* **Request**:
Leave out pictures; repeat exactly the lines from the "Decode this image" line through the last of the data below.

*** Exercise input ***

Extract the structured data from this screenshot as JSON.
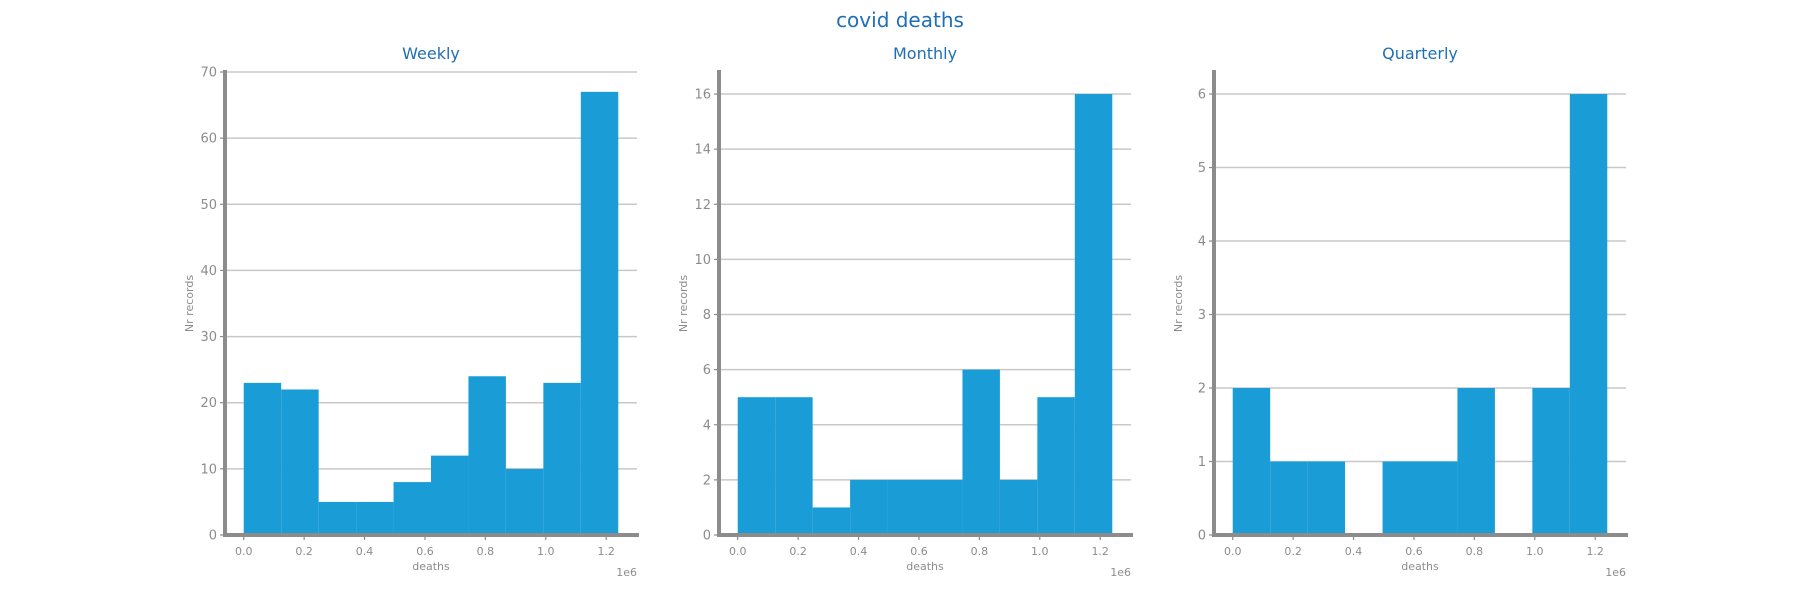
{
  "colors": {
    "bar": "#1a9dd6",
    "title": "#1f6fb5",
    "grid": "#c8c8c8",
    "axis": "#8c8c8c",
    "text": "#8c8c8c"
  },
  "suptitle": "covid deaths",
  "chart_data": [
    {
      "type": "bar",
      "title": "Weekly",
      "xlabel": "deaths",
      "ylabel": "Nr records",
      "x_offset_label": "1e6",
      "bin_edges": [
        0.0,
        0.124,
        0.248,
        0.372,
        0.496,
        0.62,
        0.744,
        0.868,
        0.992,
        1.116,
        1.24
      ],
      "values": [
        23,
        22,
        5,
        5,
        8,
        12,
        24,
        10,
        23,
        67
      ],
      "xlim": [
        -0.062,
        1.302
      ],
      "ylim": [
        0,
        70
      ],
      "yticks": [
        0,
        10,
        20,
        30,
        40,
        50,
        60,
        70
      ],
      "xticks": [
        0.0,
        0.2,
        0.4,
        0.6,
        0.8,
        1.0,
        1.2
      ],
      "xtick_labels": [
        "0.0",
        "0.2",
        "0.4",
        "0.6",
        "0.8",
        "1.0",
        "1.2"
      ],
      "grid": "horizontal"
    },
    {
      "type": "bar",
      "title": "Monthly",
      "xlabel": "deaths",
      "ylabel": "Nr records",
      "x_offset_label": "1e6",
      "bin_edges": [
        0.0,
        0.124,
        0.248,
        0.372,
        0.496,
        0.62,
        0.744,
        0.868,
        0.992,
        1.116,
        1.24
      ],
      "values": [
        5,
        5,
        1,
        2,
        2,
        2,
        6,
        2,
        5,
        16
      ],
      "xlim": [
        -0.062,
        1.302
      ],
      "ylim": [
        0,
        16.8
      ],
      "yticks": [
        0,
        2,
        4,
        6,
        8,
        10,
        12,
        14,
        16
      ],
      "xticks": [
        0.0,
        0.2,
        0.4,
        0.6,
        0.8,
        1.0,
        1.2
      ],
      "xtick_labels": [
        "0.0",
        "0.2",
        "0.4",
        "0.6",
        "0.8",
        "1.0",
        "1.2"
      ],
      "grid": "horizontal"
    },
    {
      "type": "bar",
      "title": "Quarterly",
      "xlabel": "deaths",
      "ylabel": "Nr records",
      "x_offset_label": "1e6",
      "bin_edges": [
        0.0,
        0.124,
        0.248,
        0.372,
        0.496,
        0.62,
        0.744,
        0.868,
        0.992,
        1.116,
        1.24
      ],
      "values": [
        2,
        1,
        1,
        0,
        1,
        1,
        2,
        0,
        2,
        6
      ],
      "xlim": [
        -0.062,
        1.302
      ],
      "ylim": [
        0,
        6.3
      ],
      "yticks": [
        0,
        1,
        2,
        3,
        4,
        5,
        6
      ],
      "xticks": [
        0.0,
        0.2,
        0.4,
        0.6,
        0.8,
        1.0,
        1.2
      ],
      "xtick_labels": [
        "0.0",
        "0.2",
        "0.4",
        "0.6",
        "0.8",
        "1.0",
        "1.2"
      ],
      "grid": "horizontal"
    }
  ]
}
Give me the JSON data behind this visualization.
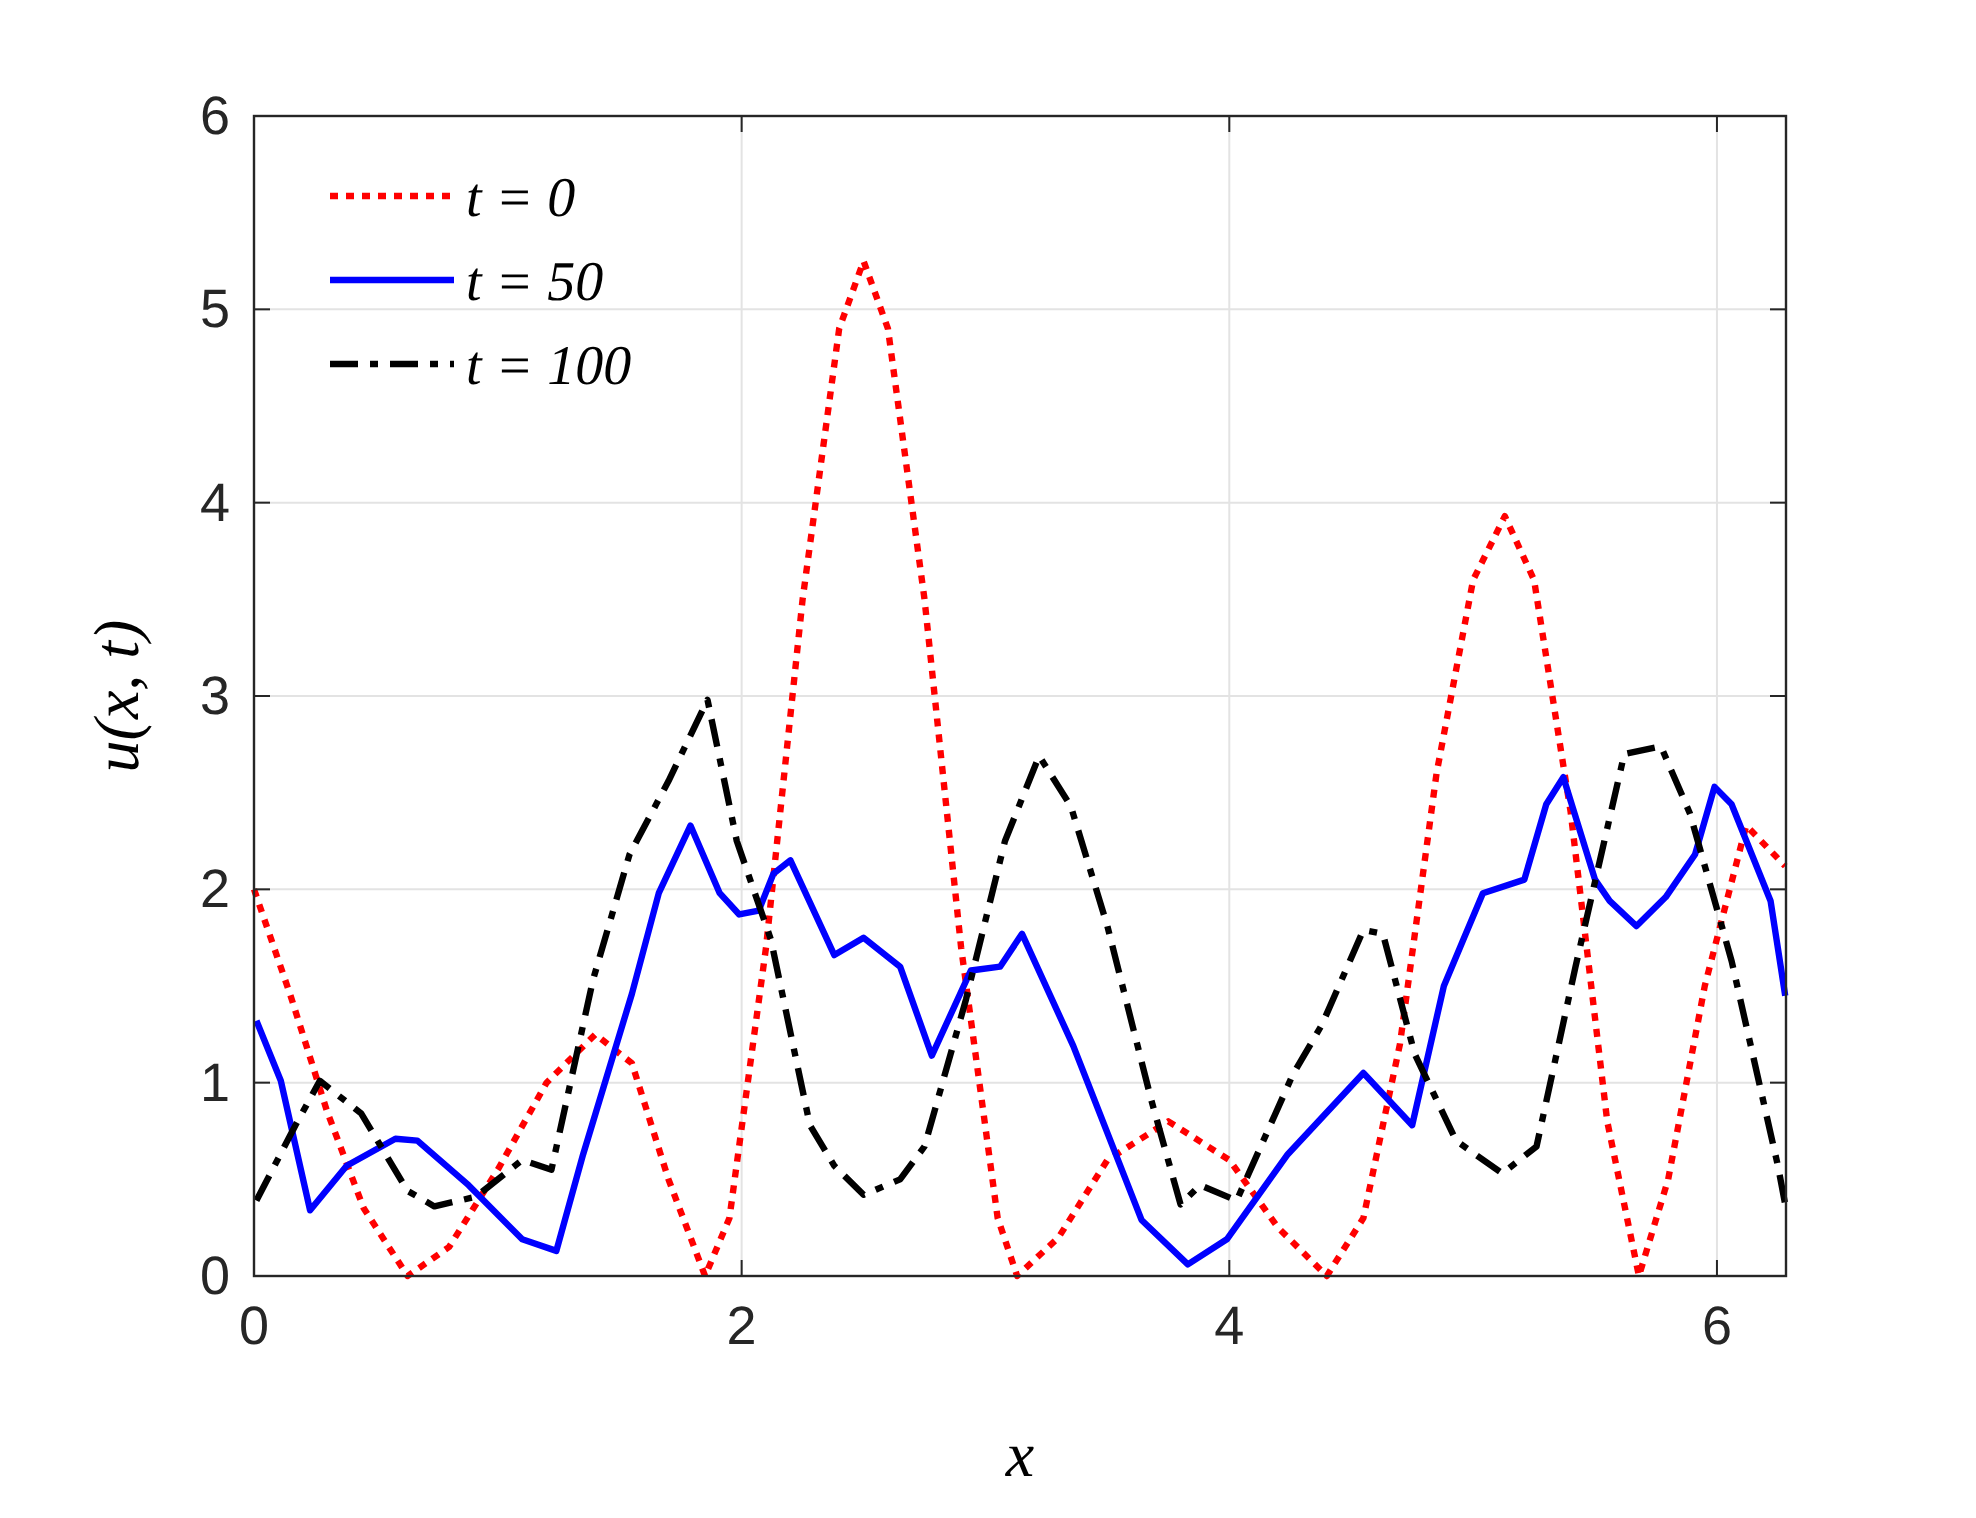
{
  "chart_data": {
    "type": "line",
    "xlabel": "x",
    "ylabel": "u(x, t)",
    "xlim": [
      0,
      6.2832
    ],
    "ylim": [
      0,
      6
    ],
    "xticks": [
      0,
      2,
      4,
      6
    ],
    "yticks": [
      0,
      1,
      2,
      3,
      4,
      5,
      6
    ],
    "grid": true,
    "legend": "top left",
    "series": [
      {
        "name": "t = 0",
        "color": "#ff0000",
        "line_style": "dotted",
        "x": [
          0,
          0.15,
          0.3,
          0.45,
          0.63,
          0.8,
          1.0,
          1.2,
          1.4,
          1.55,
          1.7,
          1.85,
          1.95,
          2.1,
          2.25,
          2.4,
          2.5,
          2.6,
          2.75,
          2.9,
          3.05,
          3.13,
          3.3,
          3.5,
          3.75,
          4.0,
          4.2,
          4.4,
          4.55,
          4.7,
          4.85,
          5.0,
          5.13,
          5.25,
          5.4,
          5.55,
          5.68,
          5.8,
          5.95,
          6.12,
          6.28
        ],
        "values": [
          2.0,
          1.45,
          0.85,
          0.35,
          0,
          0.15,
          0.55,
          1.0,
          1.25,
          1.1,
          0.5,
          0,
          0.3,
          1.7,
          3.5,
          4.9,
          5.25,
          4.9,
          3.5,
          1.7,
          0.3,
          0,
          0.2,
          0.6,
          0.8,
          0.6,
          0.25,
          0,
          0.3,
          1.2,
          2.6,
          3.6,
          3.93,
          3.6,
          2.4,
          0.8,
          0,
          0.5,
          1.5,
          2.33,
          2.12
        ]
      },
      {
        "name": "t = 50",
        "color": "#0000ff",
        "line_style": "solid",
        "x": [
          0.01,
          0.11,
          0.23,
          0.38,
          0.58,
          0.67,
          0.88,
          1.1,
          1.24,
          1.35,
          1.55,
          1.66,
          1.79,
          1.91,
          1.99,
          2.07,
          2.13,
          2.2,
          2.38,
          2.5,
          2.65,
          2.78,
          2.94,
          3.06,
          3.15,
          3.36,
          3.64,
          3.83,
          3.99,
          4.24,
          4.55,
          4.75,
          4.88,
          4.96,
          5.04,
          5.21,
          5.3,
          5.37,
          5.5,
          5.56,
          5.67,
          5.79,
          5.91,
          5.99,
          6.06,
          6.22,
          6.28
        ],
        "values": [
          1.32,
          1.01,
          0.34,
          0.57,
          0.71,
          0.7,
          0.47,
          0.19,
          0.13,
          0.63,
          1.46,
          1.98,
          2.33,
          1.98,
          1.87,
          1.89,
          2.08,
          2.15,
          1.66,
          1.75,
          1.6,
          1.14,
          1.58,
          1.6,
          1.77,
          1.19,
          0.29,
          0.06,
          0.19,
          0.63,
          1.05,
          0.78,
          1.5,
          1.74,
          1.98,
          2.05,
          2.44,
          2.58,
          2.05,
          1.94,
          1.81,
          1.96,
          2.18,
          2.53,
          2.44,
          1.94,
          1.45
        ]
      },
      {
        "name": "t = 100",
        "color": "#000000",
        "line_style": "dashed",
        "x": [
          0.01,
          0.17,
          0.27,
          0.44,
          0.63,
          0.74,
          0.91,
          1.1,
          1.22,
          1.39,
          1.54,
          1.7,
          1.86,
          1.98,
          2.12,
          2.28,
          2.38,
          2.5,
          2.65,
          2.75,
          2.92,
          3.08,
          3.22,
          3.35,
          3.5,
          3.68,
          3.8,
          3.88,
          4.03,
          4.26,
          4.38,
          4.55,
          4.63,
          4.76,
          4.93,
          5.12,
          5.26,
          5.42,
          5.62,
          5.77,
          5.89,
          6.06,
          6.25,
          6.28
        ],
        "values": [
          0.39,
          0.78,
          1.01,
          0.84,
          0.44,
          0.36,
          0.41,
          0.6,
          0.55,
          1.53,
          2.18,
          2.56,
          2.98,
          2.25,
          1.74,
          0.78,
          0.57,
          0.42,
          0.5,
          0.67,
          1.43,
          2.25,
          2.69,
          2.43,
          1.81,
          0.91,
          0.37,
          0.47,
          0.39,
          1.04,
          1.3,
          1.79,
          1.77,
          1.15,
          0.7,
          0.53,
          0.67,
          1.6,
          2.7,
          2.74,
          2.39,
          1.63,
          0.57,
          0.37
        ]
      }
    ]
  }
}
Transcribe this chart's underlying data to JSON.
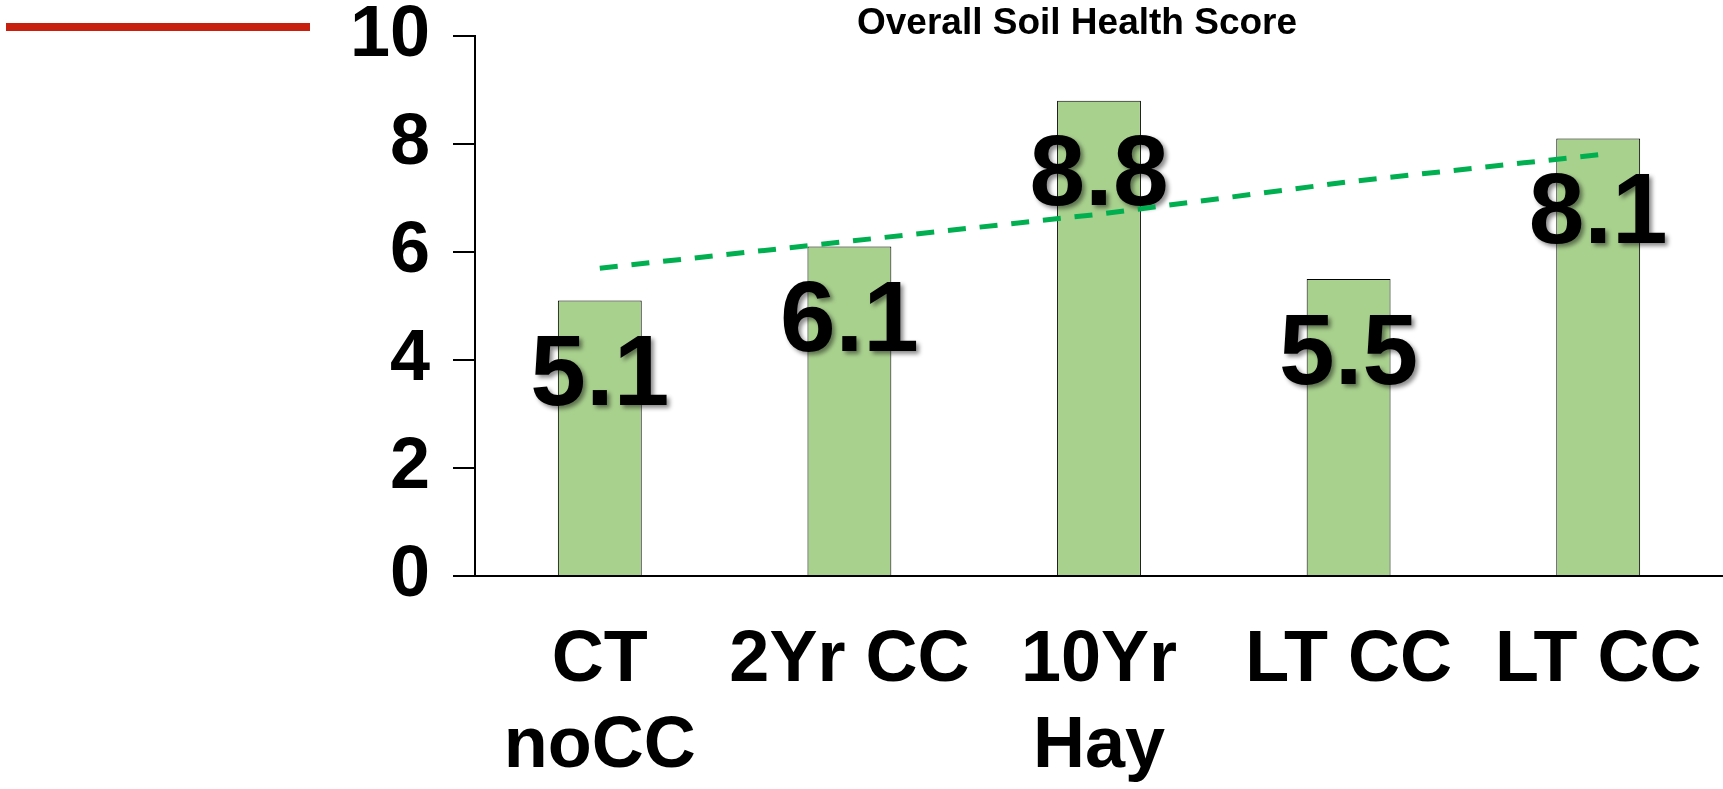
{
  "chart_data": {
    "type": "bar",
    "title": "Overall Soil Health Score",
    "categories": [
      "CT noCC",
      "2Yr CC",
      "10Yr Hay",
      "LT CC",
      "LT CC"
    ],
    "series": [
      {
        "color": "#a9d18e",
        "values": [
          5.1,
          6.1,
          8.8,
          5.5,
          8.1
        ],
        "value_labels": [
          "5.1",
          "6.1",
          "8.8",
          "5.5",
          "8.1"
        ]
      },
      {
        "type": "line",
        "color": "#00b050",
        "line_style": "dashed",
        "marker": "none",
        "values": [
          5.7,
          6.2,
          6.7,
          7.3,
          7.8
        ]
      }
    ],
    "ylim": [
      0,
      10
    ],
    "yticks": [
      0,
      2,
      4,
      6,
      8,
      10
    ]
  }
}
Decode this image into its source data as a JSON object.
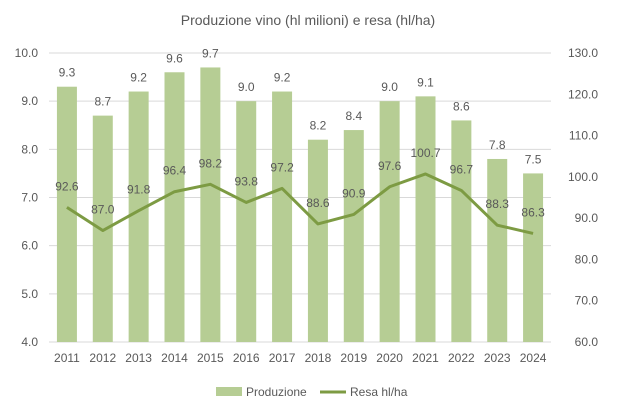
{
  "chart_data": {
    "type": "bar+line",
    "title": "Produzione vino (hl milioni) e resa (hl/ha)",
    "categories": [
      "2011",
      "2012",
      "2013",
      "2014",
      "2015",
      "2016",
      "2017",
      "2018",
      "2019",
      "2020",
      "2021",
      "2022",
      "2023",
      "2024"
    ],
    "series": [
      {
        "name": "Produzione",
        "type": "bar",
        "axis": "left",
        "color": "#b6cd94",
        "values": [
          9.3,
          8.7,
          9.2,
          9.6,
          9.7,
          9.0,
          9.2,
          8.2,
          8.4,
          9.0,
          9.1,
          8.6,
          7.8,
          7.5
        ]
      },
      {
        "name": "Resa hl/ha",
        "type": "line",
        "axis": "right",
        "color": "#7d9b43",
        "values": [
          92.6,
          87.0,
          91.8,
          96.4,
          98.2,
          93.8,
          97.2,
          88.6,
          90.9,
          97.6,
          100.7,
          96.7,
          88.3,
          86.3
        ]
      }
    ],
    "y_left": {
      "min": 4.0,
      "max": 10.0,
      "ticks": [
        "4.0",
        "5.0",
        "6.0",
        "7.0",
        "8.0",
        "9.0",
        "10.0"
      ]
    },
    "y_right": {
      "min": 60.0,
      "max": 130.0,
      "ticks": [
        "60.0",
        "70.0",
        "80.0",
        "90.0",
        "100.0",
        "110.0",
        "120.0",
        "130.0"
      ]
    },
    "grid": true,
    "legend_position": "bottom"
  }
}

***

* **Answer to this task**:
Decode this image into its source data as a JSON object.
{
  "chart_data": {
    "type": "bar+line",
    "title": "Produzione vino (hl milioni) e resa (hl/ha)",
    "categories": [
      "2011",
      "2012",
      "2013",
      "2014",
      "2015",
      "2016",
      "2017",
      "2018",
      "2019",
      "2020",
      "2021",
      "2022",
      "2023",
      "2024"
    ],
    "series": [
      {
        "name": "Produzione",
        "type": "bar",
        "axis": "left",
        "color": "#b6cd94",
        "values": [
          9.3,
          8.7,
          9.2,
          9.6,
          9.7,
          9.0,
          9.2,
          8.2,
          8.4,
          9.0,
          9.1,
          8.6,
          7.8,
          7.5
        ]
      },
      {
        "name": "Resa hl/ha",
        "type": "line",
        "axis": "right",
        "color": "#7d9b43",
        "values": [
          92.6,
          87.0,
          91.8,
          96.4,
          98.2,
          93.8,
          97.2,
          88.6,
          90.9,
          97.6,
          100.7,
          96.7,
          88.3,
          86.3
        ]
      }
    ],
    "y_left": {
      "min": 4.0,
      "max": 10.0,
      "ticks": [
        "4.0",
        "5.0",
        "6.0",
        "7.0",
        "8.0",
        "9.0",
        "10.0"
      ]
    },
    "y_right": {
      "min": 60.0,
      "max": 130.0,
      "ticks": [
        "60.0",
        "70.0",
        "80.0",
        "90.0",
        "100.0",
        "110.0",
        "120.0",
        "130.0"
      ]
    },
    "grid": true,
    "legend_position": "bottom"
  }
}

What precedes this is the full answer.